* _Exercise_:
Write out all of the entries exactly, please.

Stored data
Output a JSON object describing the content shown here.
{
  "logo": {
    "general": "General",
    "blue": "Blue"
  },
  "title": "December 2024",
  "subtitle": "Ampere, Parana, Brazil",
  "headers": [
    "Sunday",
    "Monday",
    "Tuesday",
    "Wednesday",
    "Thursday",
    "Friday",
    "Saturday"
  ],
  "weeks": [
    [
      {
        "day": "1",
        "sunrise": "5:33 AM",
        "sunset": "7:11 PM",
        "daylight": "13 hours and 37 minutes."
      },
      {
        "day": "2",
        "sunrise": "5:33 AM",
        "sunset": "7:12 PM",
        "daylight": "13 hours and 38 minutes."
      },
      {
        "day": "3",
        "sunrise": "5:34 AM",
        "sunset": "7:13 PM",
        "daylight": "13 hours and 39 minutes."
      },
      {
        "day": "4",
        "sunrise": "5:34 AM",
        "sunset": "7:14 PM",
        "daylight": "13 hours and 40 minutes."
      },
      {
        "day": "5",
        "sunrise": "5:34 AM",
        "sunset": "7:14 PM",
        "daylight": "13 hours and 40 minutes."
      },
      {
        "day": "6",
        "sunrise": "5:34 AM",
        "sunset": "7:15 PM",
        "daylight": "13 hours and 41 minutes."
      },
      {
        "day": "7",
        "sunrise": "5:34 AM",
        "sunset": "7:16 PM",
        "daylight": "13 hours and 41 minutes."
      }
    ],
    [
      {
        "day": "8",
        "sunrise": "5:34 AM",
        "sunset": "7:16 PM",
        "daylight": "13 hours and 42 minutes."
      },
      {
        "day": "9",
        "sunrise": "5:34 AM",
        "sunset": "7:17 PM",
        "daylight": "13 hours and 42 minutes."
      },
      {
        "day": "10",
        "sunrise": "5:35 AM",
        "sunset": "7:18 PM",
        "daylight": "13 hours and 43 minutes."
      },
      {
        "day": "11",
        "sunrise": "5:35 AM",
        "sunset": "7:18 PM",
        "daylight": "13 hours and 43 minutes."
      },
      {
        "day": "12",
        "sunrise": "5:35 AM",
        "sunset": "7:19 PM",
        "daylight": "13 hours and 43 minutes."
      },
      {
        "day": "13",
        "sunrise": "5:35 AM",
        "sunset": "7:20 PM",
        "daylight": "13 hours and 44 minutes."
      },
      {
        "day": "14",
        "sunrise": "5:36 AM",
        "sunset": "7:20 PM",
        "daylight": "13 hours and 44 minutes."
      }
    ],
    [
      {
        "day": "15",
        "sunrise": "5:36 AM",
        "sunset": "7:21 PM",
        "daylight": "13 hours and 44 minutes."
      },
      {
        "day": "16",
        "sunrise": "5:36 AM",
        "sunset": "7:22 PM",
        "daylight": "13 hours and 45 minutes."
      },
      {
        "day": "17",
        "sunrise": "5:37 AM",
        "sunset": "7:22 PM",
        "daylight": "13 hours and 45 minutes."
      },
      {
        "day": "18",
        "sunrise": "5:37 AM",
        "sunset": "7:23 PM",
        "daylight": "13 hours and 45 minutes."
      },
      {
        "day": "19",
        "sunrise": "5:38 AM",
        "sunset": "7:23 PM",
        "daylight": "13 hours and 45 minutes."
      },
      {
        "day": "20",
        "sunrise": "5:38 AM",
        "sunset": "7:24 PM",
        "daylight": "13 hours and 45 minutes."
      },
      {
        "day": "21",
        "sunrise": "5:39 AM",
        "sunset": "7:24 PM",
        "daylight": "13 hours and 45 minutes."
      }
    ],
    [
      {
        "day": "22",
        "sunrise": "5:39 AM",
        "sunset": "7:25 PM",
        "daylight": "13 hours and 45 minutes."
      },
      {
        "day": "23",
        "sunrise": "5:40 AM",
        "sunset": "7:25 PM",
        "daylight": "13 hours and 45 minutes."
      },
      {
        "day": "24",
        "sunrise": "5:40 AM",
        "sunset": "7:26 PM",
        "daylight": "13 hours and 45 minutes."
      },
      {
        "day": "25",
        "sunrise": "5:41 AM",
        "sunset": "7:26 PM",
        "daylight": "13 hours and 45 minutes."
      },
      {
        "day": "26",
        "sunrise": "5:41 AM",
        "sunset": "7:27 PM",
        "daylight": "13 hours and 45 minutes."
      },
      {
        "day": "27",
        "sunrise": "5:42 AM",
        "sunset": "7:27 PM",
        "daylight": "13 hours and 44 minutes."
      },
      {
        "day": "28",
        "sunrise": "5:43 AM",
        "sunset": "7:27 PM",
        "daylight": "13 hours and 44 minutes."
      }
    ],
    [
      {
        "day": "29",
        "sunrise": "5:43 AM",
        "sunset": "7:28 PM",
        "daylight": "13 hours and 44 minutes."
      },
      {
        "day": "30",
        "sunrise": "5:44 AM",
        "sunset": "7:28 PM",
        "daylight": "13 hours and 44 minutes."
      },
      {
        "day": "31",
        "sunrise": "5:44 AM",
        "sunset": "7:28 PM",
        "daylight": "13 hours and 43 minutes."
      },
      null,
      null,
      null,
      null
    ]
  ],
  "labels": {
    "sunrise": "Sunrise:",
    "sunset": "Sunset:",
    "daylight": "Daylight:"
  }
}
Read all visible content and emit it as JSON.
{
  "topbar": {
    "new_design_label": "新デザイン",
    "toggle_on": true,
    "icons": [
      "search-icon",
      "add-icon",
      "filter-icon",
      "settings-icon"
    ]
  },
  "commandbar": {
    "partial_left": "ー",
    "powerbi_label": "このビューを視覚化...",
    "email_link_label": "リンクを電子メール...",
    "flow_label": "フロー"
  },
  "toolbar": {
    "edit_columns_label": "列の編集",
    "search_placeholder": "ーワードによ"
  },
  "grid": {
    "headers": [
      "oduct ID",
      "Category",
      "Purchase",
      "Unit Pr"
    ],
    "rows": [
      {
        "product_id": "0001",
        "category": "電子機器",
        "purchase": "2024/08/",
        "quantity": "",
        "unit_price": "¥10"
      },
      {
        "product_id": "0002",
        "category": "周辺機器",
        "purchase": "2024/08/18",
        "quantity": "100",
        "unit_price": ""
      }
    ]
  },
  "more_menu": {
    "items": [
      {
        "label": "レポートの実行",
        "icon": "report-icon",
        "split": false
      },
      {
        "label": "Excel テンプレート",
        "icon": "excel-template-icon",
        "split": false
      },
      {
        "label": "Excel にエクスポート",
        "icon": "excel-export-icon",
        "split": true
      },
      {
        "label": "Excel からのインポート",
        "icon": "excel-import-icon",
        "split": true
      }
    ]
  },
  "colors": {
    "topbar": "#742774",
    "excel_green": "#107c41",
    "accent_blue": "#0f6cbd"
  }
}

* _Answer to this task_:
Output a JSON object describing the content shown here.
{
  "logo": {
    "general": "General",
    "blue": "Blue"
  },
  "title": "December 2024",
  "subtitle": "Ampere, Parana, Brazil",
  "headers": [
    "Sunday",
    "Monday",
    "Tuesday",
    "Wednesday",
    "Thursday",
    "Friday",
    "Saturday"
  ],
  "weeks": [
    [
      {
        "day": "1",
        "sunrise": "5:33 AM",
        "sunset": "7:11 PM",
        "daylight": "13 hours and 37 minutes."
      },
      {
        "day": "2",
        "sunrise": "5:33 AM",
        "sunset": "7:12 PM",
        "daylight": "13 hours and 38 minutes."
      },
      {
        "day": "3",
        "sunrise": "5:34 AM",
        "sunset": "7:13 PM",
        "daylight": "13 hours and 39 minutes."
      },
      {
        "day": "4",
        "sunrise": "5:34 AM",
        "sunset": "7:14 PM",
        "daylight": "13 hours and 40 minutes."
      },
      {
        "day": "5",
        "sunrise": "5:34 AM",
        "sunset": "7:14 PM",
        "daylight": "13 hours and 40 minutes."
      },
      {
        "day": "6",
        "sunrise": "5:34 AM",
        "sunset": "7:15 PM",
        "daylight": "13 hours and 41 minutes."
      },
      {
        "day": "7",
        "sunrise": "5:34 AM",
        "sunset": "7:16 PM",
        "daylight": "13 hours and 41 minutes."
      }
    ],
    [
      {
        "day": "8",
        "sunrise": "5:34 AM",
        "sunset": "7:16 PM",
        "daylight": "13 hours and 42 minutes."
      },
      {
        "day": "9",
        "sunrise": "5:34 AM",
        "sunset": "7:17 PM",
        "daylight": "13 hours and 42 minutes."
      },
      {
        "day": "10",
        "sunrise": "5:35 AM",
        "sunset": "7:18 PM",
        "daylight": "13 hours and 43 minutes."
      },
      {
        "day": "11",
        "sunrise": "5:35 AM",
        "sunset": "7:18 PM",
        "daylight": "13 hours and 43 minutes."
      },
      {
        "day": "12",
        "sunrise": "5:35 AM",
        "sunset": "7:19 PM",
        "daylight": "13 hours and 43 minutes."
      },
      {
        "day": "13",
        "sunrise": "5:35 AM",
        "sunset": "7:20 PM",
        "daylight": "13 hours and 44 minutes."
      },
      {
        "day": "14",
        "sunrise": "5:36 AM",
        "sunset": "7:20 PM",
        "daylight": "13 hours and 44 minutes."
      }
    ],
    [
      {
        "day": "15",
        "sunrise": "5:36 AM",
        "sunset": "7:21 PM",
        "daylight": "13 hours and 44 minutes."
      },
      {
        "day": "16",
        "sunrise": "5:36 AM",
        "sunset": "7:22 PM",
        "daylight": "13 hours and 45 minutes."
      },
      {
        "day": "17",
        "sunrise": "5:37 AM",
        "sunset": "7:22 PM",
        "daylight": "13 hours and 45 minutes."
      },
      {
        "day": "18",
        "sunrise": "5:37 AM",
        "sunset": "7:23 PM",
        "daylight": "13 hours and 45 minutes."
      },
      {
        "day": "19",
        "sunrise": "5:38 AM",
        "sunset": "7:23 PM",
        "daylight": "13 hours and 45 minutes."
      },
      {
        "day": "20",
        "sunrise": "5:38 AM",
        "sunset": "7:24 PM",
        "daylight": "13 hours and 45 minutes."
      },
      {
        "day": "21",
        "sunrise": "5:39 AM",
        "sunset": "7:24 PM",
        "daylight": "13 hours and 45 minutes."
      }
    ],
    [
      {
        "day": "22",
        "sunrise": "5:39 AM",
        "sunset": "7:25 PM",
        "daylight": "13 hours and 45 minutes."
      },
      {
        "day": "23",
        "sunrise": "5:40 AM",
        "sunset": "7:25 PM",
        "daylight": "13 hours and 45 minutes."
      },
      {
        "day": "24",
        "sunrise": "5:40 AM",
        "sunset": "7:26 PM",
        "daylight": "13 hours and 45 minutes."
      },
      {
        "day": "25",
        "sunrise": "5:41 AM",
        "sunset": "7:26 PM",
        "daylight": "13 hours and 45 minutes."
      },
      {
        "day": "26",
        "sunrise": "5:41 AM",
        "sunset": "7:27 PM",
        "daylight": "13 hours and 45 minutes."
      },
      {
        "day": "27",
        "sunrise": "5:42 AM",
        "sunset": "7:27 PM",
        "daylight": "13 hours and 44 minutes."
      },
      {
        "day": "28",
        "sunrise": "5:43 AM",
        "sunset": "7:27 PM",
        "daylight": "13 hours and 44 minutes."
      }
    ],
    [
      {
        "day": "29",
        "sunrise": "5:43 AM",
        "sunset": "7:28 PM",
        "daylight": "13 hours and 44 minutes."
      },
      {
        "day": "30",
        "sunrise": "5:44 AM",
        "sunset": "7:28 PM",
        "daylight": "13 hours and 44 minutes."
      },
      {
        "day": "31",
        "sunrise": "5:44 AM",
        "sunset": "7:28 PM",
        "daylight": "13 hours and 43 minutes."
      },
      null,
      null,
      null,
      null
    ]
  ],
  "labels": {
    "sunrise": "Sunrise:",
    "sunset": "Sunset:",
    "daylight": "Daylight:"
  }
}
Read all visible content and emit it as JSON.
{
  "topbar": {
    "new_design_label": "新デザイン",
    "toggle_on": true,
    "icons": [
      "search-icon",
      "add-icon",
      "filter-icon",
      "settings-icon"
    ]
  },
  "commandbar": {
    "partial_left": "ー",
    "powerbi_label": "このビューを視覚化...",
    "email_link_label": "リンクを電子メール...",
    "flow_label": "フロー"
  },
  "toolbar": {
    "edit_columns_label": "列の編集",
    "search_placeholder": "ーワードによ"
  },
  "grid": {
    "headers": [
      "oduct ID",
      "Category",
      "Purchase",
      "Unit Pr"
    ],
    "rows": [
      {
        "product_id": "0001",
        "category": "電子機器",
        "purchase": "2024/08/",
        "quantity": "",
        "unit_price": "¥10"
      },
      {
        "product_id": "0002",
        "category": "周辺機器",
        "purchase": "2024/08/18",
        "quantity": "100",
        "unit_price": ""
      }
    ]
  },
  "more_menu": {
    "items": [
      {
        "label": "レポートの実行",
        "icon": "report-icon",
        "split": false
      },
      {
        "label": "Excel テンプレート",
        "icon": "excel-template-icon",
        "split": false
      },
      {
        "label": "Excel にエクスポート",
        "icon": "excel-export-icon",
        "split": true
      },
      {
        "label": "Excel からのインポート",
        "icon": "excel-import-icon",
        "split": true
      }
    ]
  },
  "colors": {
    "topbar": "#742774",
    "excel_green": "#107c41",
    "accent_blue": "#0f6cbd"
  }
}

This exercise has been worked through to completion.